**INPUT ROWS**

* Start *

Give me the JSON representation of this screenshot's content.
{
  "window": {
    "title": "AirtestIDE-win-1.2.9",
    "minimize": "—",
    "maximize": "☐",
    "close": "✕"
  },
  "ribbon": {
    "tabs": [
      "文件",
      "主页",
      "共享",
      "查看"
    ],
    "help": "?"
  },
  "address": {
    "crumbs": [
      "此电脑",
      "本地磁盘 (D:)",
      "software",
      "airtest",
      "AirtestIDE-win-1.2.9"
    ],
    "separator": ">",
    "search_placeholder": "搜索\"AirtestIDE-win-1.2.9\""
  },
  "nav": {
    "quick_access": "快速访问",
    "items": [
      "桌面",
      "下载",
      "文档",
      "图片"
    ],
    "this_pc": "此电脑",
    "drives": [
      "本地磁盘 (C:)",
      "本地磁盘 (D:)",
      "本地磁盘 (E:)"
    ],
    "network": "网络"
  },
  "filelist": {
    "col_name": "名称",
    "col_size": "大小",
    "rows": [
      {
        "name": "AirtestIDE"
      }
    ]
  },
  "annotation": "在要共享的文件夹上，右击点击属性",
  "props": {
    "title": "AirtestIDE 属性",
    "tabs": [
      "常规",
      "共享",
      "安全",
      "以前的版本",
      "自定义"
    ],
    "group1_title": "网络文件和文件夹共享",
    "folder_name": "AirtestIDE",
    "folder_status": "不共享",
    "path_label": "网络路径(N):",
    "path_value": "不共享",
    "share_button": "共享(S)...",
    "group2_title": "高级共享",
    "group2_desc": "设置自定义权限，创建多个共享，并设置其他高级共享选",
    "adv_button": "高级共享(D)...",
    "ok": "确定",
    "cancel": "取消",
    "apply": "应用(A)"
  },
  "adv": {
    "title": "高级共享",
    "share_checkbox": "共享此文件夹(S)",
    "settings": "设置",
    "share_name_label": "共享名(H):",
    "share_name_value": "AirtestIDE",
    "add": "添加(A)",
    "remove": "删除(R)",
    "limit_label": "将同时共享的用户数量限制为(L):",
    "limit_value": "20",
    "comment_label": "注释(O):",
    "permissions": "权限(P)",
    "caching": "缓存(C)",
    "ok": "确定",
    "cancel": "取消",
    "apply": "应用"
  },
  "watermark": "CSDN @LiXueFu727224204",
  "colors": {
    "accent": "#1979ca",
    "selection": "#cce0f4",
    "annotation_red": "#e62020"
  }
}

* End *

**PROBLEM TO WORK ON**
Repeat the entries exactly, all of them.

**WRITTEN REPLY**
Give me the JSON representation of this screenshot's content.
{
  "window": {
    "title": "AirtestIDE-win-1.2.9",
    "minimize": "—",
    "maximize": "☐",
    "close": "✕"
  },
  "ribbon": {
    "tabs": [
      "文件",
      "主页",
      "共享",
      "查看"
    ],
    "help": "?"
  },
  "address": {
    "crumbs": [
      "此电脑",
      "本地磁盘 (D:)",
      "software",
      "airtest",
      "AirtestIDE-win-1.2.9"
    ],
    "separator": ">",
    "search_placeholder": "搜索\"AirtestIDE-win-1.2.9\""
  },
  "nav": {
    "quick_access": "快速访问",
    "items": [
      "桌面",
      "下载",
      "文档",
      "图片"
    ],
    "this_pc": "此电脑",
    "drives": [
      "本地磁盘 (C:)",
      "本地磁盘 (D:)",
      "本地磁盘 (E:)"
    ],
    "network": "网络"
  },
  "filelist": {
    "col_name": "名称",
    "col_size": "大小",
    "rows": [
      {
        "name": "AirtestIDE"
      }
    ]
  },
  "annotation": "在要共享的文件夹上，右击点击属性",
  "props": {
    "title": "AirtestIDE 属性",
    "tabs": [
      "常规",
      "共享",
      "安全",
      "以前的版本",
      "自定义"
    ],
    "group1_title": "网络文件和文件夹共享",
    "folder_name": "AirtestIDE",
    "folder_status": "不共享",
    "path_label": "网络路径(N):",
    "path_value": "不共享",
    "share_button": "共享(S)...",
    "group2_title": "高级共享",
    "group2_desc": "设置自定义权限，创建多个共享，并设置其他高级共享选",
    "adv_button": "高级共享(D)...",
    "ok": "确定",
    "cancel": "取消",
    "apply": "应用(A)"
  },
  "adv": {
    "title": "高级共享",
    "share_checkbox": "共享此文件夹(S)",
    "settings": "设置",
    "share_name_label": "共享名(H):",
    "share_name_value": "AirtestIDE",
    "add": "添加(A)",
    "remove": "删除(R)",
    "limit_label": "将同时共享的用户数量限制为(L):",
    "limit_value": "20",
    "comment_label": "注释(O):",
    "permissions": "权限(P)",
    "caching": "缓存(C)",
    "ok": "确定",
    "cancel": "取消",
    "apply": "应用"
  },
  "watermark": "CSDN @LiXueFu727224204",
  "colors": {
    "accent": "#1979ca",
    "selection": "#cce0f4",
    "annotation_red": "#e62020"
  }
}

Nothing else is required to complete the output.